>>

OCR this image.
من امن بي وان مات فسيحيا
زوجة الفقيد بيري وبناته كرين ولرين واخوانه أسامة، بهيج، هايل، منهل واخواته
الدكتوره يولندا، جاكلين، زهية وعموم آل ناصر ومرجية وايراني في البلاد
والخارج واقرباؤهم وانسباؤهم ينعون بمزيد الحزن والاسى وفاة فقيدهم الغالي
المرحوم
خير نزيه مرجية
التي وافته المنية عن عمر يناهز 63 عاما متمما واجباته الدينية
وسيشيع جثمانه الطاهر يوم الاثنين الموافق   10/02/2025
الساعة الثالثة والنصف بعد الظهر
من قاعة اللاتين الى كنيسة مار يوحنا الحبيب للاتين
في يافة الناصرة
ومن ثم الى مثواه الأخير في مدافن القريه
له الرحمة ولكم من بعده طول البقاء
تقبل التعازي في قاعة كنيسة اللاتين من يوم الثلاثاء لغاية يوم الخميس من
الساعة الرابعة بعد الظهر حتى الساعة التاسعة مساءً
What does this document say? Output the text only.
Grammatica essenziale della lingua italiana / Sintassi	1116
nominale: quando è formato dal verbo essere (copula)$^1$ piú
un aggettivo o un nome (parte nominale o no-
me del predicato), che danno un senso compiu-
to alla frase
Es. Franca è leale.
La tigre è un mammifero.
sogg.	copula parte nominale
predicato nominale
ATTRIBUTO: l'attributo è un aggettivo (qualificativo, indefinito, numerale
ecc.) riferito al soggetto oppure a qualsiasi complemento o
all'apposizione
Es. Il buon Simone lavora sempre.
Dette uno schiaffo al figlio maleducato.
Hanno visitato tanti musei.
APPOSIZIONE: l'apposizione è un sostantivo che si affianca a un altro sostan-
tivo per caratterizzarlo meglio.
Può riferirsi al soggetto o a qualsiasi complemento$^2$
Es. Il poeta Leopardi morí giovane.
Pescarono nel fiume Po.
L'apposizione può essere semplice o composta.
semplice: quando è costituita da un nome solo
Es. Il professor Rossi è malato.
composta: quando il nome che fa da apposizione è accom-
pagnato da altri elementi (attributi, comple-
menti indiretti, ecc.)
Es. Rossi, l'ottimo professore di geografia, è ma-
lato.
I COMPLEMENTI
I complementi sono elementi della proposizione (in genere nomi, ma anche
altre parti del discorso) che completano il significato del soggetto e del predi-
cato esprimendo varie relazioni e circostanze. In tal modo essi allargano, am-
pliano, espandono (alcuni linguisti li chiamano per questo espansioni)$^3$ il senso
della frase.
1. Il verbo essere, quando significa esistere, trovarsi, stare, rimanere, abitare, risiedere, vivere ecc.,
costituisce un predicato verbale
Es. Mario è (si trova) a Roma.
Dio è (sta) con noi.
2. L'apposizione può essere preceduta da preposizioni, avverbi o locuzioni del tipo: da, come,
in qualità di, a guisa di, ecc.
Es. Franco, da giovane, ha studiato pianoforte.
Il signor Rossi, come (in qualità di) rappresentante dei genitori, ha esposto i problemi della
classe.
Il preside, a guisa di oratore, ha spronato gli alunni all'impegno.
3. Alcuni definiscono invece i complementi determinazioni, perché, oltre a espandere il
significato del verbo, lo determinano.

<<

## TASK DIRECTIONS:
Copy out every entry again, exactly as it was given.

## THE OUTPUT:
OCR this image.
من امن بي وان مات فسيحيا
زوجة الفقيد بيري وبناته كرين ولرين واخوانه أسامة، بهيج، هايل، منهل واخواته
الدكتوره يولندا، جاكلين، زهية وعموم آل ناصر ومرجية وايراني في البلاد
والخارج واقرباؤهم وانسباؤهم ينعون بمزيد الحزن والاسى وفاة فقيدهم الغالي
المرحوم
خير نزيه مرجية
التي وافته المنية عن عمر يناهز 63 عاما متمما واجباته الدينية
وسيشيع جثمانه الطاهر يوم الاثنين الموافق   10/02/2025
الساعة الثالثة والنصف بعد الظهر
من قاعة اللاتين الى كنيسة مار يوحنا الحبيب للاتين
في يافة الناصرة
ومن ثم الى مثواه الأخير في مدافن القريه
له الرحمة ولكم من بعده طول البقاء
تقبل التعازي في قاعة كنيسة اللاتين من يوم الثلاثاء لغاية يوم الخميس من
الساعة الرابعة بعد الظهر حتى الساعة التاسعة مساءً
What does this document say? Output the text only.
Grammatica essenziale della lingua italiana / Sintassi	1116
nominale: quando è formato dal verbo essere (copula)$^1$ piú
un aggettivo o un nome (parte nominale o no-
me del predicato), che danno un senso compiu-
to alla frase
Es. Franca è leale.
La tigre è un mammifero.
sogg.	copula parte nominale
predicato nominale
ATTRIBUTO: l'attributo è un aggettivo (qualificativo, indefinito, numerale
ecc.) riferito al soggetto oppure a qualsiasi complemento o
all'apposizione
Es. Il buon Simone lavora sempre.
Dette uno schiaffo al figlio maleducato.
Hanno visitato tanti musei.
APPOSIZIONE: l'apposizione è un sostantivo che si affianca a un altro sostan-
tivo per caratterizzarlo meglio.
Può riferirsi al soggetto o a qualsiasi complemento$^2$
Es. Il poeta Leopardi morí giovane.
Pescarono nel fiume Po.
L'apposizione può essere semplice o composta.
semplice: quando è costituita da un nome solo
Es. Il professor Rossi è malato.
composta: quando il nome che fa da apposizione è accom-
pagnato da altri elementi (attributi, comple-
menti indiretti, ecc.)
Es. Rossi, l'ottimo professore di geografia, è ma-
lato.
I COMPLEMENTI
I complementi sono elementi della proposizione (in genere nomi, ma anche
altre parti del discorso) che completano il significato del soggetto e del predi-
cato esprimendo varie relazioni e circostanze. In tal modo essi allargano, am-
pliano, espandono (alcuni linguisti li chiamano per questo espansioni)$^3$ il senso
della frase.
1. Il verbo essere, quando significa esistere, trovarsi, stare, rimanere, abitare, risiedere, vivere ecc.,
costituisce un predicato verbale
Es. Mario è (si trova) a Roma.
Dio è (sta) con noi.
2. L'apposizione può essere preceduta da preposizioni, avverbi o locuzioni del tipo: da, come,
in qualità di, a guisa di, ecc.
Es. Franco, da giovane, ha studiato pianoforte.
Il signor Rossi, come (in qualità di) rappresentante dei genitori, ha esposto i problemi della
classe.
Il preside, a guisa di oratore, ha spronato gli alunni all'impegno.
3. Alcuni definiscono invece i complementi determinazioni, perché, oltre a espandere il
significato del verbo, lo determinano.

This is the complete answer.